TASK TO COMPLETE: Reproduce each of the lines word for word.

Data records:
===============

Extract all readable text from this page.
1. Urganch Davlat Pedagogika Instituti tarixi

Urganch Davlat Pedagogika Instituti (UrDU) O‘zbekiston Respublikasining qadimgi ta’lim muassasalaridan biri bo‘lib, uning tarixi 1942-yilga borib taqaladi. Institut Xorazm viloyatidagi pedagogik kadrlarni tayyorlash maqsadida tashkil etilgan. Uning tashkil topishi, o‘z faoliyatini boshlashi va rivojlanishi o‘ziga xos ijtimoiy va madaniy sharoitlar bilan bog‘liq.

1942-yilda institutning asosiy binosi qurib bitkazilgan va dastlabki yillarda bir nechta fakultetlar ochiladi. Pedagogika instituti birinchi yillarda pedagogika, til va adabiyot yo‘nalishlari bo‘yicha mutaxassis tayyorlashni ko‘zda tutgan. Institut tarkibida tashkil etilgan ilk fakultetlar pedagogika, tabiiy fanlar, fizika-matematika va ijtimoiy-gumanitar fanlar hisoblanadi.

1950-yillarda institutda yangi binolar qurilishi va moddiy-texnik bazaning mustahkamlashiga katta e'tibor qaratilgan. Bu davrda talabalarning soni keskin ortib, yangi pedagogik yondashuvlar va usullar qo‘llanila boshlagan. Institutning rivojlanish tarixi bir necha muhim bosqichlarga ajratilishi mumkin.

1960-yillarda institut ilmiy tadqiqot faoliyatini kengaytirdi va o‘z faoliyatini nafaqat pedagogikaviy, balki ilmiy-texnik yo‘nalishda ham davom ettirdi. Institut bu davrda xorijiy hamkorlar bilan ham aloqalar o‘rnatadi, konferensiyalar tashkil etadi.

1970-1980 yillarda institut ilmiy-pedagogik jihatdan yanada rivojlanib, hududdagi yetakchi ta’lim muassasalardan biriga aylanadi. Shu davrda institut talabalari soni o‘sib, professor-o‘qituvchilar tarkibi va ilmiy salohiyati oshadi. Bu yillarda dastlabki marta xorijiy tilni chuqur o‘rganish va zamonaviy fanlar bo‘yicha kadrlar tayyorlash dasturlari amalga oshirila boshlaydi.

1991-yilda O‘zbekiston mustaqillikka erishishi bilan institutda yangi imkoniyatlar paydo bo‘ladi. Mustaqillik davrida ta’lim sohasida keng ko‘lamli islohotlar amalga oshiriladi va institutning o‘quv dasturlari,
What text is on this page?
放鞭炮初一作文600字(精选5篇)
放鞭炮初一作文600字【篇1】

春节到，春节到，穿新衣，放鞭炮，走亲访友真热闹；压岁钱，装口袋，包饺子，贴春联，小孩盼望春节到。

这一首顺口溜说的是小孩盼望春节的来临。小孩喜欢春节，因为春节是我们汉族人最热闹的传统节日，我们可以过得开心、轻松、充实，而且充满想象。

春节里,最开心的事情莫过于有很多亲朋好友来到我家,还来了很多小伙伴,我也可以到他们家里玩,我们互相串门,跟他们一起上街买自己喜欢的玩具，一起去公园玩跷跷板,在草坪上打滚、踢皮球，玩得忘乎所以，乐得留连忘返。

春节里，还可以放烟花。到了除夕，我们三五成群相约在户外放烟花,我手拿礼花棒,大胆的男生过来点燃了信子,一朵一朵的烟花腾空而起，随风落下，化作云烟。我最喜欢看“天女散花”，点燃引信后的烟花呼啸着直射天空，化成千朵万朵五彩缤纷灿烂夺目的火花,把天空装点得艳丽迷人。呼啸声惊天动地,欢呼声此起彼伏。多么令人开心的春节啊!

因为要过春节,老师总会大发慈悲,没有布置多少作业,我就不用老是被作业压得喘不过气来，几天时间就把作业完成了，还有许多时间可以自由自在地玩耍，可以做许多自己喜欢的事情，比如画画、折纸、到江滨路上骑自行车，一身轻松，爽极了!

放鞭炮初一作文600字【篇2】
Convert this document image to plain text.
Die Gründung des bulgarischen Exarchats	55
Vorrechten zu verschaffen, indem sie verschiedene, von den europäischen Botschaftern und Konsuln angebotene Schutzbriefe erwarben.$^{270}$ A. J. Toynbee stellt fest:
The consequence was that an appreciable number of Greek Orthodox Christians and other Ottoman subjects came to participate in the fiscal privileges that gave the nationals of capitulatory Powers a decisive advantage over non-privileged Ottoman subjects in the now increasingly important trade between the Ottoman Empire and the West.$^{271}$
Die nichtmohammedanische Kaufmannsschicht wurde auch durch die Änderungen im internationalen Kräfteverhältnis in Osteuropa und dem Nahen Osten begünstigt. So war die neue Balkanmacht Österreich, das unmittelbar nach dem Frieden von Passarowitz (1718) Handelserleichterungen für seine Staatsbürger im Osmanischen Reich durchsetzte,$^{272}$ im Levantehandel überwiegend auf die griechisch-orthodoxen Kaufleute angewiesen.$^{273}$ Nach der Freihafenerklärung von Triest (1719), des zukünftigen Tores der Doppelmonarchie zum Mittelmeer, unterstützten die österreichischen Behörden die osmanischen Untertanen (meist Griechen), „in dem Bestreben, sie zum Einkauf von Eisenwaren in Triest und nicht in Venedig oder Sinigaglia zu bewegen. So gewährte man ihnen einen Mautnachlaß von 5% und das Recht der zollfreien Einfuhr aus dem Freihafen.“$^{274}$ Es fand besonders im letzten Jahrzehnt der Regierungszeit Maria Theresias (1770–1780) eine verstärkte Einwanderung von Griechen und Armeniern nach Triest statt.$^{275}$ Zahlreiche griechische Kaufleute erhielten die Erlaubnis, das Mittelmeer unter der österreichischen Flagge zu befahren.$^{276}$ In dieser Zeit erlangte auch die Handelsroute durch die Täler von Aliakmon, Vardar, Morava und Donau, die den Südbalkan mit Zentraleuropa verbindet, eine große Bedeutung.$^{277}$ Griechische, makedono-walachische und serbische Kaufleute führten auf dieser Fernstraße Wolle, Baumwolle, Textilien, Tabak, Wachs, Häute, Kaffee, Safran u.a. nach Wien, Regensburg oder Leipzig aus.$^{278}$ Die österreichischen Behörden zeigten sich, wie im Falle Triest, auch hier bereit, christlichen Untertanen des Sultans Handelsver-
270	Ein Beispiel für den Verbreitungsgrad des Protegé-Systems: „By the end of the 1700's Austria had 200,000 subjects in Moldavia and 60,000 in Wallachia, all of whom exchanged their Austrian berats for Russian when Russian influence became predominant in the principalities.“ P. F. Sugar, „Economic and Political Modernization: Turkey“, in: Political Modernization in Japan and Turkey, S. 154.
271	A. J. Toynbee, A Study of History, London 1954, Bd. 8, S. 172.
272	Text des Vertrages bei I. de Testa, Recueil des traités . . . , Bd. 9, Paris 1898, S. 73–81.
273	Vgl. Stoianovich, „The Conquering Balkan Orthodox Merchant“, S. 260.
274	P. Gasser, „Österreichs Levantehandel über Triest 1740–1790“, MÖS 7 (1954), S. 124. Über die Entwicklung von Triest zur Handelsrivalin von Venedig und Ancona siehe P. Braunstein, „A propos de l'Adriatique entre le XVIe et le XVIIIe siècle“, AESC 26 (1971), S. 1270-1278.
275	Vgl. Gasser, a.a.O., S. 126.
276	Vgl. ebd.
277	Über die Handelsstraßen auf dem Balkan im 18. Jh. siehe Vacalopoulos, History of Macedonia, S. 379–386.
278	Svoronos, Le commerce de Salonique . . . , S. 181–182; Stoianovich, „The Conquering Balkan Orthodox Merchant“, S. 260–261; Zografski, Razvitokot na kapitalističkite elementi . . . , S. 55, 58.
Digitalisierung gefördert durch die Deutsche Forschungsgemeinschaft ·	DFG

===============

THE COMPLETED TASK:
Extract all readable text from this page.
1. Urganch Davlat Pedagogika Instituti tarixi

Urganch Davlat Pedagogika Instituti (UrDU) O‘zbekiston Respublikasining qadimgi ta’lim muassasalaridan biri bo‘lib, uning tarixi 1942-yilga borib taqaladi. Institut Xorazm viloyatidagi pedagogik kadrlarni tayyorlash maqsadida tashkil etilgan. Uning tashkil topishi, o‘z faoliyatini boshlashi va rivojlanishi o‘ziga xos ijtimoiy va madaniy sharoitlar bilan bog‘liq.

1942-yilda institutning asosiy binosi qurib bitkazilgan va dastlabki yillarda bir nechta fakultetlar ochiladi. Pedagogika instituti birinchi yillarda pedagogika, til va adabiyot yo‘nalishlari bo‘yicha mutaxassis tayyorlashni ko‘zda tutgan. Institut tarkibida tashkil etilgan ilk fakultetlar pedagogika, tabiiy fanlar, fizika-matematika va ijtimoiy-gumanitar fanlar hisoblanadi.

1950-yillarda institutda yangi binolar qurilishi va moddiy-texnik bazaning mustahkamlashiga katta e'tibor qaratilgan. Bu davrda talabalarning soni keskin ortib, yangi pedagogik yondashuvlar va usullar qo‘llanila boshlagan. Institutning rivojlanish tarixi bir necha muhim bosqichlarga ajratilishi mumkin.

1960-yillarda institut ilmiy tadqiqot faoliyatini kengaytirdi va o‘z faoliyatini nafaqat pedagogikaviy, balki ilmiy-texnik yo‘nalishda ham davom ettirdi. Institut bu davrda xorijiy hamkorlar bilan ham aloqalar o‘rnatadi, konferensiyalar tashkil etadi.

1970-1980 yillarda institut ilmiy-pedagogik jihatdan yanada rivojlanib, hududdagi yetakchi ta’lim muassasalardan biriga aylanadi. Shu davrda institut talabalari soni o‘sib, professor-o‘qituvchilar tarkibi va ilmiy salohiyati oshadi. Bu yillarda dastlabki marta xorijiy tilni chuqur o‘rganish va zamonaviy fanlar bo‘yicha kadrlar tayyorlash dasturlari amalga oshirila boshlaydi.

1991-yilda O‘zbekiston mustaqillikka erishishi bilan institutda yangi imkoniyatlar paydo bo‘ladi. Mustaqillik davrida ta’lim sohasida keng ko‘lamli islohotlar amalga oshiriladi va institutning o‘quv dasturlari,
What text is on this page?
放鞭炮初一作文600字(精选5篇)
放鞭炮初一作文600字【篇1】

春节到，春节到，穿新衣，放鞭炮，走亲访友真热闹；压岁钱，装口袋，包饺子，贴春联，小孩盼望春节到。

这一首顺口溜说的是小孩盼望春节的来临。小孩喜欢春节，因为春节是我们汉族人最热闹的传统节日，我们可以过得开心、轻松、充实，而且充满想象。

春节里,最开心的事情莫过于有很多亲朋好友来到我家,还来了很多小伙伴,我也可以到他们家里玩,我们互相串门,跟他们一起上街买自己喜欢的玩具，一起去公园玩跷跷板,在草坪上打滚、踢皮球，玩得忘乎所以，乐得留连忘返。

春节里，还可以放烟花。到了除夕，我们三五成群相约在户外放烟花,我手拿礼花棒,大胆的男生过来点燃了信子,一朵一朵的烟花腾空而起，随风落下，化作云烟。我最喜欢看“天女散花”，点燃引信后的烟花呼啸着直射天空，化成千朵万朵五彩缤纷灿烂夺目的火花,把天空装点得艳丽迷人。呼啸声惊天动地,欢呼声此起彼伏。多么令人开心的春节啊!

因为要过春节,老师总会大发慈悲,没有布置多少作业,我就不用老是被作业压得喘不过气来，几天时间就把作业完成了，还有许多时间可以自由自在地玩耍，可以做许多自己喜欢的事情，比如画画、折纸、到江滨路上骑自行车，一身轻松，爽极了!

放鞭炮初一作文600字【篇2】
Convert this document image to plain text.
Die Gründung des bulgarischen Exarchats	55
Vorrechten zu verschaffen, indem sie verschiedene, von den europäischen Botschaftern und Konsuln angebotene Schutzbriefe erwarben.$^{270}$ A. J. Toynbee stellt fest:
The consequence was that an appreciable number of Greek Orthodox Christians and other Ottoman subjects came to participate in the fiscal privileges that gave the nationals of capitulatory Powers a decisive advantage over non-privileged Ottoman subjects in the now increasingly important trade between the Ottoman Empire and the West.$^{271}$
Die nichtmohammedanische Kaufmannsschicht wurde auch durch die Änderungen im internationalen Kräfteverhältnis in Osteuropa und dem Nahen Osten begünstigt. So war die neue Balkanmacht Österreich, das unmittelbar nach dem Frieden von Passarowitz (1718) Handelserleichterungen für seine Staatsbürger im Osmanischen Reich durchsetzte,$^{272}$ im Levantehandel überwiegend auf die griechisch-orthodoxen Kaufleute angewiesen.$^{273}$ Nach der Freihafenerklärung von Triest (1719), des zukünftigen Tores der Doppelmonarchie zum Mittelmeer, unterstützten die österreichischen Behörden die osmanischen Untertanen (meist Griechen), „in dem Bestreben, sie zum Einkauf von Eisenwaren in Triest und nicht in Venedig oder Sinigaglia zu bewegen. So gewährte man ihnen einen Mautnachlaß von 5% und das Recht der zollfreien Einfuhr aus dem Freihafen.“$^{274}$ Es fand besonders im letzten Jahrzehnt der Regierungszeit Maria Theresias (1770–1780) eine verstärkte Einwanderung von Griechen und Armeniern nach Triest statt.$^{275}$ Zahlreiche griechische Kaufleute erhielten die Erlaubnis, das Mittelmeer unter der österreichischen Flagge zu befahren.$^{276}$ In dieser Zeit erlangte auch die Handelsroute durch die Täler von Aliakmon, Vardar, Morava und Donau, die den Südbalkan mit Zentraleuropa verbindet, eine große Bedeutung.$^{277}$ Griechische, makedono-walachische und serbische Kaufleute führten auf dieser Fernstraße Wolle, Baumwolle, Textilien, Tabak, Wachs, Häute, Kaffee, Safran u.a. nach Wien, Regensburg oder Leipzig aus.$^{278}$ Die österreichischen Behörden zeigten sich, wie im Falle Triest, auch hier bereit, christlichen Untertanen des Sultans Handelsver-
270	Ein Beispiel für den Verbreitungsgrad des Protegé-Systems: „By the end of the 1700's Austria had 200,000 subjects in Moldavia and 60,000 in Wallachia, all of whom exchanged their Austrian berats for Russian when Russian influence became predominant in the principalities.“ P. F. Sugar, „Economic and Political Modernization: Turkey“, in: Political Modernization in Japan and Turkey, S. 154.
271	A. J. Toynbee, A Study of History, London 1954, Bd. 8, S. 172.
272	Text des Vertrages bei I. de Testa, Recueil des traités . . . , Bd. 9, Paris 1898, S. 73–81.
273	Vgl. Stoianovich, „The Conquering Balkan Orthodox Merchant“, S. 260.
274	P. Gasser, „Österreichs Levantehandel über Triest 1740–1790“, MÖS 7 (1954), S. 124. Über die Entwicklung von Triest zur Handelsrivalin von Venedig und Ancona siehe P. Braunstein, „A propos de l'Adriatique entre le XVIe et le XVIIIe siècle“, AESC 26 (1971), S. 1270-1278.
275	Vgl. Gasser, a.a.O., S. 126.
276	Vgl. ebd.
277	Über die Handelsstraßen auf dem Balkan im 18. Jh. siehe Vacalopoulos, History of Macedonia, S. 379–386.
278	Svoronos, Le commerce de Salonique . . . , S. 181–182; Stoianovich, „The Conquering Balkan Orthodox Merchant“, S. 260–261; Zografski, Razvitokot na kapitalističkite elementi . . . , S. 55, 58.
Digitalisierung gefördert durch die Deutsche Forschungsgemeinschaft ·	DFG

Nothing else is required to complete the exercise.